◆ Your instructions
Gather every line below where "this" appears.

Saved data entries:
----

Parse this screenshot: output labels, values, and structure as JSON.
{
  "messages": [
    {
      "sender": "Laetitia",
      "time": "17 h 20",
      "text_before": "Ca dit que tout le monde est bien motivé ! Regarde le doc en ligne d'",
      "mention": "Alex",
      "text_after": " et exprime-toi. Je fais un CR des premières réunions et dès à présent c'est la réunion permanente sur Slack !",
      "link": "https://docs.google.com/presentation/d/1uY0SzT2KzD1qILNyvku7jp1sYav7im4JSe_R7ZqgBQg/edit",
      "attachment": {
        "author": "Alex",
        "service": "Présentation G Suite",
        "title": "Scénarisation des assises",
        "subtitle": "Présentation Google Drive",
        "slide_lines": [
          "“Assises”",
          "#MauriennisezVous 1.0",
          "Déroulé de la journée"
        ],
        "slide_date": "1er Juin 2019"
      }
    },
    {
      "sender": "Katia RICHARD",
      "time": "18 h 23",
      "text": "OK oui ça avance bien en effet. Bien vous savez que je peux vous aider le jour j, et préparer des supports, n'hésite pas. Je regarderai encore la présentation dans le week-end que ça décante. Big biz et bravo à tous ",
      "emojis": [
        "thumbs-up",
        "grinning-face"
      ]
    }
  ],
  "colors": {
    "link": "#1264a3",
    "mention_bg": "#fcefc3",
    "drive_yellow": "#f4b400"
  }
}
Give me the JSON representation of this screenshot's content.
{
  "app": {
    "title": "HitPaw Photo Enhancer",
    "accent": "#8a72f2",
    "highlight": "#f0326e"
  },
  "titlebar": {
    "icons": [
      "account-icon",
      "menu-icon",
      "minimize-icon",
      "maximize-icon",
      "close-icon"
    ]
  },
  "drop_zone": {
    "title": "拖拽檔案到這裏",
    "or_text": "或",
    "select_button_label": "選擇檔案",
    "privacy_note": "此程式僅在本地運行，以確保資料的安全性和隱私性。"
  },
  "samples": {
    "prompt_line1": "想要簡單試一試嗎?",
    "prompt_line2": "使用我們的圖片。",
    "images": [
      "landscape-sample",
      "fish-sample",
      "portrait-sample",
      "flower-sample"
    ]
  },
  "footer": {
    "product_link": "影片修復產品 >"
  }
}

----

◆ Answer below
Parse this screenshot: output labels, values, and structure as JSON.
Give me the JSON representation of this screenshot's content.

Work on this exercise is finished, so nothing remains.